[Saved entries]
- - -
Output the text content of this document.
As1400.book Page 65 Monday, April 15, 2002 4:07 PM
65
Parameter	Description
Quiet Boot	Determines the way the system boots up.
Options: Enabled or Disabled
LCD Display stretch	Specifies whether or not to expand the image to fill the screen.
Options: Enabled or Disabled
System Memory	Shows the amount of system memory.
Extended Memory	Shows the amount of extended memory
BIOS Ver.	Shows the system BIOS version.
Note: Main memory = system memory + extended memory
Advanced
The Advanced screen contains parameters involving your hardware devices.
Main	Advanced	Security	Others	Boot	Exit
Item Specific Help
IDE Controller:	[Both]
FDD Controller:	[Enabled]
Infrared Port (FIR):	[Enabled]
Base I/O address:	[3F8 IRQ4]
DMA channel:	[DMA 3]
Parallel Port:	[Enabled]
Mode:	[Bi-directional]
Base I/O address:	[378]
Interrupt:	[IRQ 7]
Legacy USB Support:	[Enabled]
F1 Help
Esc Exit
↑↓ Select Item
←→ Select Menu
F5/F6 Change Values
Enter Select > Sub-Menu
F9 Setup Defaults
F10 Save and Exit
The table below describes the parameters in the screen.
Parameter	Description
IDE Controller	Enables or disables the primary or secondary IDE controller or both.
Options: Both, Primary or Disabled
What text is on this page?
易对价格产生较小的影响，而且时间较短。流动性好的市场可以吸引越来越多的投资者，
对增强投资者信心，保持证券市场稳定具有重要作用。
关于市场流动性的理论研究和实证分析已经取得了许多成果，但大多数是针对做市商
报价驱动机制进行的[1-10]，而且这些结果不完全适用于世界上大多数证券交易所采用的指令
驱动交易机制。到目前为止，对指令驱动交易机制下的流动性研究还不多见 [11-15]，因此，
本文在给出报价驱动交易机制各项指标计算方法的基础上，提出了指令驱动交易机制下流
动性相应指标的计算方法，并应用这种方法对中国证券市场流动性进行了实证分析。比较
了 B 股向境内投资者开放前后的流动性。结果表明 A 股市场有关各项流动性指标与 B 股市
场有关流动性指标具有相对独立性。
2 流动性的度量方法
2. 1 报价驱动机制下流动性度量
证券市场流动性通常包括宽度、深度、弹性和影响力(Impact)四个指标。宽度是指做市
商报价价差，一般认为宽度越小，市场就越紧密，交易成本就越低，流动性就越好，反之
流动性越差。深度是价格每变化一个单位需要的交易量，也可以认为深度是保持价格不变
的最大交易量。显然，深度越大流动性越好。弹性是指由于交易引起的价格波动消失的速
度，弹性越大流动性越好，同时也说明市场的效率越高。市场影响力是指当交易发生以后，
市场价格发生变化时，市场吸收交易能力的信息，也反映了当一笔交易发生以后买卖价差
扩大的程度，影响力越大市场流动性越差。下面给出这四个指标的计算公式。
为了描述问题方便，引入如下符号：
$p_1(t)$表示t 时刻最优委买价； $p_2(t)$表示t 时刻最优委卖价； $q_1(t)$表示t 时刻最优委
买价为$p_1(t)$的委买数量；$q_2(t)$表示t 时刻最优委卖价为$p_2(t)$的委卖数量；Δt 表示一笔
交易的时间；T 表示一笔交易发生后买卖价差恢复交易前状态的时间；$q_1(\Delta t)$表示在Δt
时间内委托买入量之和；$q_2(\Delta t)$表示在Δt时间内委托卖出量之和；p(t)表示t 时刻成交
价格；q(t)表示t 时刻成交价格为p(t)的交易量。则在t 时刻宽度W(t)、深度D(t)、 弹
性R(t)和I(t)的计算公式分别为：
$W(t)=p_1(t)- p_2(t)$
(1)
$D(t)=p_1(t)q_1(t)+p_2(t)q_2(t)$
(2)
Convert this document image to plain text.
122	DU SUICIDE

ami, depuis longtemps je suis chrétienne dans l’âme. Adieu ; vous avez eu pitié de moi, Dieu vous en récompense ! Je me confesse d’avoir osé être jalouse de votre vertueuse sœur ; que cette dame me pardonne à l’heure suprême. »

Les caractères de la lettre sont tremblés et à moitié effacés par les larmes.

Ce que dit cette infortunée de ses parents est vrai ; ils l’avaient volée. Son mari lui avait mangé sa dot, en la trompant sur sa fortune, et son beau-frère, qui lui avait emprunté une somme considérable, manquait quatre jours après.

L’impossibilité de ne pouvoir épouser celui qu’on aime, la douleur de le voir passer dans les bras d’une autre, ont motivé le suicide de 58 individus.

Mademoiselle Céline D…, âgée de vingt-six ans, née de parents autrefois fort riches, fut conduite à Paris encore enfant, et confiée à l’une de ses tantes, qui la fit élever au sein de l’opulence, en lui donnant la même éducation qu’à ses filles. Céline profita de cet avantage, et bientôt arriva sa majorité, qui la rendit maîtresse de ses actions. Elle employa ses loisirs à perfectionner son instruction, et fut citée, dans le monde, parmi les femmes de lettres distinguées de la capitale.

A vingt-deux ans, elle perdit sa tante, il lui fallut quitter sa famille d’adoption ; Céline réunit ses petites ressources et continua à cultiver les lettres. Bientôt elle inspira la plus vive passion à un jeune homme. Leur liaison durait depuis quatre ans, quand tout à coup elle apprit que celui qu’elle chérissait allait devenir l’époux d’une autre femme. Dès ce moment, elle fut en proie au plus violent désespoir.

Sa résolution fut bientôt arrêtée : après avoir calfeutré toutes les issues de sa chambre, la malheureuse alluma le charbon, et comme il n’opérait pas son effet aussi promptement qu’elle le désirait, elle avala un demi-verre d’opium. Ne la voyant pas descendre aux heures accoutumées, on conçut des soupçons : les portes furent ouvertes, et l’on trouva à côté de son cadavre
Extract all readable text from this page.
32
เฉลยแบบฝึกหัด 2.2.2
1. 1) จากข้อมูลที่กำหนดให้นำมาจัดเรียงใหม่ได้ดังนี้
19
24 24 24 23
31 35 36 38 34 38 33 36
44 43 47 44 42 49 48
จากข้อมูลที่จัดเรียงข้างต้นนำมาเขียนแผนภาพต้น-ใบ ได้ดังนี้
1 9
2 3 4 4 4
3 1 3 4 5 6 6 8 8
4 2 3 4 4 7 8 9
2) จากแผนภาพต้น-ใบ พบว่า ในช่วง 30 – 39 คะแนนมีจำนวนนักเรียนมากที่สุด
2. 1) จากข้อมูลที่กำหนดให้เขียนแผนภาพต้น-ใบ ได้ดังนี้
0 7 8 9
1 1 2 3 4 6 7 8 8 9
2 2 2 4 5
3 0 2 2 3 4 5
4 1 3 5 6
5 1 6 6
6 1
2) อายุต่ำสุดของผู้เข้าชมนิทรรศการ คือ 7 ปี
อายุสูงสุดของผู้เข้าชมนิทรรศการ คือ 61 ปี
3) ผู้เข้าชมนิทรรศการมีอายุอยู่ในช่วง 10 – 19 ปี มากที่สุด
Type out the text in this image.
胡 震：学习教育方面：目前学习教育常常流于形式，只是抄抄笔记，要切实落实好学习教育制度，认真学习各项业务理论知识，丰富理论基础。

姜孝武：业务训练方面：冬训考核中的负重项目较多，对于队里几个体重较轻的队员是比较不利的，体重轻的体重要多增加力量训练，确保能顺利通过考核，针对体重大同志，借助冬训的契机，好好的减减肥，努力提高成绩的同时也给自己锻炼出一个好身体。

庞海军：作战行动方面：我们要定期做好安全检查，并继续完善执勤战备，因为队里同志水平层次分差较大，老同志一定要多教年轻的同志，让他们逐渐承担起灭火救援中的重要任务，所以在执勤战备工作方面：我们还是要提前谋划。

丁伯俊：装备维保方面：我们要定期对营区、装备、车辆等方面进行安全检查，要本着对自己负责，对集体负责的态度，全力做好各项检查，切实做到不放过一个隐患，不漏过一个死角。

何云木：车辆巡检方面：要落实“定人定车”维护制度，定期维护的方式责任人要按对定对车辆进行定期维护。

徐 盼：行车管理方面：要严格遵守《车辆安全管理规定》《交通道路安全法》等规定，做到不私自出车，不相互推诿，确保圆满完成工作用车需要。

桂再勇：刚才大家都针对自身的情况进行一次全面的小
- - -
### [THE PROBLEM]
Gather up, from the records above, each line where the word "address" appears.

### [THE RESPONSE]
Base I/O address:	[3F8 IRQ4]
Base I/O address:	[378]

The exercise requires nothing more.